━━━ Data for this exercise

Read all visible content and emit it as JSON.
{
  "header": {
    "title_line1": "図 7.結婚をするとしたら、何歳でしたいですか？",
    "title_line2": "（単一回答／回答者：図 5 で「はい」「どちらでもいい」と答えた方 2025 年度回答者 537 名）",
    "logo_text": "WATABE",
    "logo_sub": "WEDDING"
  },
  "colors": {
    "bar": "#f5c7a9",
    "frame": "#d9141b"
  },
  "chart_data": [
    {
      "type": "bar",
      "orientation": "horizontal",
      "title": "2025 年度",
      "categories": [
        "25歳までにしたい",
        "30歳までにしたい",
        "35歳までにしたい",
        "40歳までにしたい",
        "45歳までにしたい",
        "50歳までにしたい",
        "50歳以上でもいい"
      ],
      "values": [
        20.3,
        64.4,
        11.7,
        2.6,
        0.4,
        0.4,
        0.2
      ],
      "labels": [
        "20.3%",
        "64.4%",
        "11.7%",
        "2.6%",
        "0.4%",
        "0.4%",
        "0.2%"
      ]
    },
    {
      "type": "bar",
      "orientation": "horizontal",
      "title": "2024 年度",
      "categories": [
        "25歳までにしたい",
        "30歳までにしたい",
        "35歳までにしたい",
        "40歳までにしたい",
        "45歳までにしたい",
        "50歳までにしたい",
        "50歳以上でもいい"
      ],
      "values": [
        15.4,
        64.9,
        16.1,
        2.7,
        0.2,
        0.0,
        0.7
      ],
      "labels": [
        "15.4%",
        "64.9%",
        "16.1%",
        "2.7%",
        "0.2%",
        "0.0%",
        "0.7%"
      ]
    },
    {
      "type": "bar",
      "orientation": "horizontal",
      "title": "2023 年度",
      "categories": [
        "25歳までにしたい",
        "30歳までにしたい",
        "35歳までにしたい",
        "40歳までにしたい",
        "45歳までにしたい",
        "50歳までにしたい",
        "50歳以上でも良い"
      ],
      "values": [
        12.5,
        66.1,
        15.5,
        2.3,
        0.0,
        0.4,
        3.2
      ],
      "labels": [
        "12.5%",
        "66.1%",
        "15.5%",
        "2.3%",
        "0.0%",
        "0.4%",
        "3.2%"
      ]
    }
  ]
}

━━━━━━

▶ The exercise: Repeat back the data above, exact to the last character.

▶ Result:
Read all visible content and emit it as JSON.
{
  "header": {
    "title_line1": "図 7.結婚をするとしたら、何歳でしたいですか？",
    "title_line2": "（単一回答／回答者：図 5 で「はい」「どちらでもいい」と答えた方 2025 年度回答者 537 名）",
    "logo_text": "WATABE",
    "logo_sub": "WEDDING"
  },
  "colors": {
    "bar": "#f5c7a9",
    "frame": "#d9141b"
  },
  "chart_data": [
    {
      "type": "bar",
      "orientation": "horizontal",
      "title": "2025 年度",
      "categories": [
        "25歳までにしたい",
        "30歳までにしたい",
        "35歳までにしたい",
        "40歳までにしたい",
        "45歳までにしたい",
        "50歳までにしたい",
        "50歳以上でもいい"
      ],
      "values": [
        20.3,
        64.4,
        11.7,
        2.6,
        0.4,
        0.4,
        0.2
      ],
      "labels": [
        "20.3%",
        "64.4%",
        "11.7%",
        "2.6%",
        "0.4%",
        "0.4%",
        "0.2%"
      ]
    },
    {
      "type": "bar",
      "orientation": "horizontal",
      "title": "2024 年度",
      "categories": [
        "25歳までにしたい",
        "30歳までにしたい",
        "35歳までにしたい",
        "40歳までにしたい",
        "45歳までにしたい",
        "50歳までにしたい",
        "50歳以上でもいい"
      ],
      "values": [
        15.4,
        64.9,
        16.1,
        2.7,
        0.2,
        0.0,
        0.7
      ],
      "labels": [
        "15.4%",
        "64.9%",
        "16.1%",
        "2.7%",
        "0.2%",
        "0.0%",
        "0.7%"
      ]
    },
    {
      "type": "bar",
      "orientation": "horizontal",
      "title": "2023 年度",
      "categories": [
        "25歳までにしたい",
        "30歳までにしたい",
        "35歳までにしたい",
        "40歳までにしたい",
        "45歳までにしたい",
        "50歳までにしたい",
        "50歳以上でも良い"
      ],
      "values": [
        12.5,
        66.1,
        15.5,
        2.3,
        0.0,
        0.4,
        3.2
      ],
      "labels": [
        "12.5%",
        "66.1%",
        "15.5%",
        "2.3%",
        "0.0%",
        "0.4%",
        "3.2%"
      ]
    }
  ]
}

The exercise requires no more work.